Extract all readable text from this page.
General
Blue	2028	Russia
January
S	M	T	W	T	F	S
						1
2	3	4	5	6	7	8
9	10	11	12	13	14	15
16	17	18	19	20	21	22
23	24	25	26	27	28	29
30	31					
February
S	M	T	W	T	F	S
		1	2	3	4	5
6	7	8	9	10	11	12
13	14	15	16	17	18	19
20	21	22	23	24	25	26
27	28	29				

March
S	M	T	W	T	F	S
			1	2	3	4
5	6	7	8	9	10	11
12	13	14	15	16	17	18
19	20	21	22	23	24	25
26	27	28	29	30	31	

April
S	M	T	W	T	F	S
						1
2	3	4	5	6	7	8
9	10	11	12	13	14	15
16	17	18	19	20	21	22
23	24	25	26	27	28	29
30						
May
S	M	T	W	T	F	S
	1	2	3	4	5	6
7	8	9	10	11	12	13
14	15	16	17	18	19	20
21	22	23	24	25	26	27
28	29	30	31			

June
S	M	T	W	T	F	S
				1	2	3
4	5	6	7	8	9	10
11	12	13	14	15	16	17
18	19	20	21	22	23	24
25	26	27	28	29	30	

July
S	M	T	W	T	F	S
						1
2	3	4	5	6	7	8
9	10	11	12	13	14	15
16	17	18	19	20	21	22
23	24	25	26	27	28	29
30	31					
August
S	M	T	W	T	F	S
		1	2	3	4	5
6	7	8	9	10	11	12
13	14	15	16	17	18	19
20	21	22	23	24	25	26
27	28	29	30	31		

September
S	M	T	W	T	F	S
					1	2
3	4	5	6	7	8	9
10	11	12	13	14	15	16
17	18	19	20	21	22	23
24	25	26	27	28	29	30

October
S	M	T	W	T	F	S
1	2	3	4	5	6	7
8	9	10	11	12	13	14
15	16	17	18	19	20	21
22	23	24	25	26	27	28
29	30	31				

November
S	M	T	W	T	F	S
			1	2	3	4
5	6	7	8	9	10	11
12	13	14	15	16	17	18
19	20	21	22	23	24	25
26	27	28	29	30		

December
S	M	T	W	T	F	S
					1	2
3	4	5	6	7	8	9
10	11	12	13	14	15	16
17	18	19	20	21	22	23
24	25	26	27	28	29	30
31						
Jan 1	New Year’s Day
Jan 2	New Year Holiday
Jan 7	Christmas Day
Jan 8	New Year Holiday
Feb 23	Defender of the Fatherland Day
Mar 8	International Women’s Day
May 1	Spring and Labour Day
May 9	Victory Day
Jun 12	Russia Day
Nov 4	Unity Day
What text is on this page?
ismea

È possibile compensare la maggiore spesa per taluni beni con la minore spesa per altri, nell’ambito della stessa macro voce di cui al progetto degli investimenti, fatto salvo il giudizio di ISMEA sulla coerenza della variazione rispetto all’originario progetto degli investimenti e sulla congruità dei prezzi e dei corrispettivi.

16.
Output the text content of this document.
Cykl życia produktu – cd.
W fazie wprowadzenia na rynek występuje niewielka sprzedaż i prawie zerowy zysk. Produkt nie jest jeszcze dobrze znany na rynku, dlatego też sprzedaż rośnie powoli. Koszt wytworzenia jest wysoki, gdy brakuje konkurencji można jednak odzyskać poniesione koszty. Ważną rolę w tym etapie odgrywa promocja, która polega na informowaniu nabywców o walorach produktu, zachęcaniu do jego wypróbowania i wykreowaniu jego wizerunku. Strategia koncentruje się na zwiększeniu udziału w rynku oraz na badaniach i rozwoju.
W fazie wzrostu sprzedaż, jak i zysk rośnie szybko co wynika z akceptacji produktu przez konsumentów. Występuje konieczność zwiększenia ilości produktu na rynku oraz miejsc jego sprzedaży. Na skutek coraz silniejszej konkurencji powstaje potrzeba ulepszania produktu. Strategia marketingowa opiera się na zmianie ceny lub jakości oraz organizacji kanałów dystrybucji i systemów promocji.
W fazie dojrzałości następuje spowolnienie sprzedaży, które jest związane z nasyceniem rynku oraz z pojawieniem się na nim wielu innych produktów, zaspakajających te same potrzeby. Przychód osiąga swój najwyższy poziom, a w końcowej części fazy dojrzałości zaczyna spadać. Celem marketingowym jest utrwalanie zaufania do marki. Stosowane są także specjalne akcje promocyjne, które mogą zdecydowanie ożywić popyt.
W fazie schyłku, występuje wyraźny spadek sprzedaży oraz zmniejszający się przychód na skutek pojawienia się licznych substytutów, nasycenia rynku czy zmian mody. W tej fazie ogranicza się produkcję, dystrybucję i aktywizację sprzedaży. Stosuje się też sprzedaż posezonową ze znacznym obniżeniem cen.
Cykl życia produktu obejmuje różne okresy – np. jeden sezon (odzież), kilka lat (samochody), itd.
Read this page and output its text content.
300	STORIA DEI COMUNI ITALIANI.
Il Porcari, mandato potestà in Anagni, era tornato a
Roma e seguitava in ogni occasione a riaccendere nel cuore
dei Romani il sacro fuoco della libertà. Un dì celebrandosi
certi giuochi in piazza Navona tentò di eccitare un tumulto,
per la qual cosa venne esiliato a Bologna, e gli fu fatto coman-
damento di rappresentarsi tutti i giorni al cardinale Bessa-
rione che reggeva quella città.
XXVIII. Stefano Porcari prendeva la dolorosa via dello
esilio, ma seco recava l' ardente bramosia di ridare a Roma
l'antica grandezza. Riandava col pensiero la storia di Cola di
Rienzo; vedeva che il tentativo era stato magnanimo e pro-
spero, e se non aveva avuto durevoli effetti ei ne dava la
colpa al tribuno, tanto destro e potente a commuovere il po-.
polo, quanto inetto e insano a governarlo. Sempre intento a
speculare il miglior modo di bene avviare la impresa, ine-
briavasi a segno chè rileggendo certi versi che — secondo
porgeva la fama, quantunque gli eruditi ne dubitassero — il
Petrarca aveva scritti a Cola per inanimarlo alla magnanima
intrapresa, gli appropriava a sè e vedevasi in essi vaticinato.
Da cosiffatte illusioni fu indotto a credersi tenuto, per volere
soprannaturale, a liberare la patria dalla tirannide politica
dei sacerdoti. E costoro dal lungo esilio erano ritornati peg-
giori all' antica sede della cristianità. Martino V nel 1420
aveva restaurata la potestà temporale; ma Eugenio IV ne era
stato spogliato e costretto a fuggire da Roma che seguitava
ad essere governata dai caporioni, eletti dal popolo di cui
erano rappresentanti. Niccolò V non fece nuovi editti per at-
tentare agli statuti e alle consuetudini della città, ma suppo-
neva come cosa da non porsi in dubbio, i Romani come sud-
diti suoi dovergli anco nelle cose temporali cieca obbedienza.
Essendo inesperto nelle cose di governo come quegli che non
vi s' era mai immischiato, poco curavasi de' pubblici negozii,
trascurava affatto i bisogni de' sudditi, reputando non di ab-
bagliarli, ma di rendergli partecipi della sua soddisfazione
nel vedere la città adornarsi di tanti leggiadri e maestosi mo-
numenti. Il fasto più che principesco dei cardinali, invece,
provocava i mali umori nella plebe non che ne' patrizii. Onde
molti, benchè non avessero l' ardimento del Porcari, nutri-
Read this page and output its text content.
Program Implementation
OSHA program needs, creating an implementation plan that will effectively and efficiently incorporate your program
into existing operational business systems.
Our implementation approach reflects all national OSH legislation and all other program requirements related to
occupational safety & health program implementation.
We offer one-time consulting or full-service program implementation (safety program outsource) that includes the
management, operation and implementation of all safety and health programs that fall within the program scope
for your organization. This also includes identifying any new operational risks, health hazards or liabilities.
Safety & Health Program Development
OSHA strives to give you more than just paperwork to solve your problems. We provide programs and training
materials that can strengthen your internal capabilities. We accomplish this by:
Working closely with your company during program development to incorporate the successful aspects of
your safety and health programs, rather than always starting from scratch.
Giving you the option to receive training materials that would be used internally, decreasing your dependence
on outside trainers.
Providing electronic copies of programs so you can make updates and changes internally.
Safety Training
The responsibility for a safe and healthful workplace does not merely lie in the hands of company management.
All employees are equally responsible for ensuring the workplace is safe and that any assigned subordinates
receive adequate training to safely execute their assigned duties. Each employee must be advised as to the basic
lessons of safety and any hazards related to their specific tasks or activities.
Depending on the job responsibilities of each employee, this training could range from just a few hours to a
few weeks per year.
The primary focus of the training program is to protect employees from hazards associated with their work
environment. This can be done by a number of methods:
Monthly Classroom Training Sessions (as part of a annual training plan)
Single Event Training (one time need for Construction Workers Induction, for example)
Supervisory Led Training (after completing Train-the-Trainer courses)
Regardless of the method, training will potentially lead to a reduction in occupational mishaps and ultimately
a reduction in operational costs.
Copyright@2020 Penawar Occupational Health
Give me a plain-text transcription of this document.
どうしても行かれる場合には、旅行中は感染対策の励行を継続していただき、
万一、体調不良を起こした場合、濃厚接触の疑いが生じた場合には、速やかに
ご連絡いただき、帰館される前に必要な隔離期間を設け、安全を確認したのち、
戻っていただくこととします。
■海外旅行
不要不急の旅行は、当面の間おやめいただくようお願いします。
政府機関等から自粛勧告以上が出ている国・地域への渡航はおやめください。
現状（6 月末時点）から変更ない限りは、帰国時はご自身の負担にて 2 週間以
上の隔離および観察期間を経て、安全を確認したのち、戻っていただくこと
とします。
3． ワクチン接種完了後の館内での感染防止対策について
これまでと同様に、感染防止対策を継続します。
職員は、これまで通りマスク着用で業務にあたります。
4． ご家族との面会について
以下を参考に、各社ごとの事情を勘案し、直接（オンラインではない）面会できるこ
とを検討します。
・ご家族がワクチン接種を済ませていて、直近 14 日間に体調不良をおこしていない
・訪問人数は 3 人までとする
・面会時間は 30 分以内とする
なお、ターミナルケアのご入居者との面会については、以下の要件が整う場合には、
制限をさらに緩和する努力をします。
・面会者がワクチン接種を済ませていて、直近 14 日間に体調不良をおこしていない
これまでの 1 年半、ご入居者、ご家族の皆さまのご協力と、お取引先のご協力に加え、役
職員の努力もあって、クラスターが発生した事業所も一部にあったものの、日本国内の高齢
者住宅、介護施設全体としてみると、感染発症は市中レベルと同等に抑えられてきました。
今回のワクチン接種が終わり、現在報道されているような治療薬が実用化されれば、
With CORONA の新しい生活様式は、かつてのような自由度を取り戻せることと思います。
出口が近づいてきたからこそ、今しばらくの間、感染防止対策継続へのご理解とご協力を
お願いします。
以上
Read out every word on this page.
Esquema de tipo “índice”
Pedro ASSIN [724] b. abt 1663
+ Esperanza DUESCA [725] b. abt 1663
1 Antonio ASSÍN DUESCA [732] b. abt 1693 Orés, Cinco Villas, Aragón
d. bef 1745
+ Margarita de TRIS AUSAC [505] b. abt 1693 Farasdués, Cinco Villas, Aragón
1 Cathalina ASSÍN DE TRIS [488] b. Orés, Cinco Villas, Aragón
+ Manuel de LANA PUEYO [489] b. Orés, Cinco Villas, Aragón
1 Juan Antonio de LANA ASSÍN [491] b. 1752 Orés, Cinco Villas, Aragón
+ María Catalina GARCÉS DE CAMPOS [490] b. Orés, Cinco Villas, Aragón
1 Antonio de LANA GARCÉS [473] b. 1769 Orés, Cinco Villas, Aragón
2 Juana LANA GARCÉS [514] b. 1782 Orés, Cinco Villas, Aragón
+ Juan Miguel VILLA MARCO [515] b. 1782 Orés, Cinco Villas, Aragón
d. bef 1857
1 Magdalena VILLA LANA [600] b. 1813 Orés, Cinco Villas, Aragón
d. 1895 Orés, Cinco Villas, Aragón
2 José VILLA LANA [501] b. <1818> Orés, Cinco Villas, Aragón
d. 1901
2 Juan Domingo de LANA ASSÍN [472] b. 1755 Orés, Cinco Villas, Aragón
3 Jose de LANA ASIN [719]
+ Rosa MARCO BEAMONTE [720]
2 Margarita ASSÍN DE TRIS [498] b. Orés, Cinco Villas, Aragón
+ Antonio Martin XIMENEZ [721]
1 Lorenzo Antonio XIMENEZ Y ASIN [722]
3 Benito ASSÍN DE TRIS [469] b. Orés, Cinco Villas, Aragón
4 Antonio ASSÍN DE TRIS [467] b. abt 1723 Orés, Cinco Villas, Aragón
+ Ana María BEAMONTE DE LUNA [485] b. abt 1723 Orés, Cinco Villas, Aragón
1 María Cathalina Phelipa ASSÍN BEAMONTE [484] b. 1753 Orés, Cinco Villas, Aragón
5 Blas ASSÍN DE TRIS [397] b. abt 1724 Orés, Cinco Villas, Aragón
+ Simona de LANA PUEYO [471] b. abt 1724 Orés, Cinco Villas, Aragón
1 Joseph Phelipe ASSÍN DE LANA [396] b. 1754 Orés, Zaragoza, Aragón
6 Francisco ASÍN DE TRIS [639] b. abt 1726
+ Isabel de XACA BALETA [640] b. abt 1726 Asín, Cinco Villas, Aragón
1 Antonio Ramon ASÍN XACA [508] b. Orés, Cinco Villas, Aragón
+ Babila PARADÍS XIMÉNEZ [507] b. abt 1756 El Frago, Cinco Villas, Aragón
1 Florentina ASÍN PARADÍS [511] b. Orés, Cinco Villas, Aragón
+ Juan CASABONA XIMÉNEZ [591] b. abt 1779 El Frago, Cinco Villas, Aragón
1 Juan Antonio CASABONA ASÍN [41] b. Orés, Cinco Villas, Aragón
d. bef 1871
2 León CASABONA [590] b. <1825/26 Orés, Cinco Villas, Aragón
○ ○ ○
- [Task statement] Each line that contains the string "María" counts once; say how many there are and nothing else.

- [Response below] 3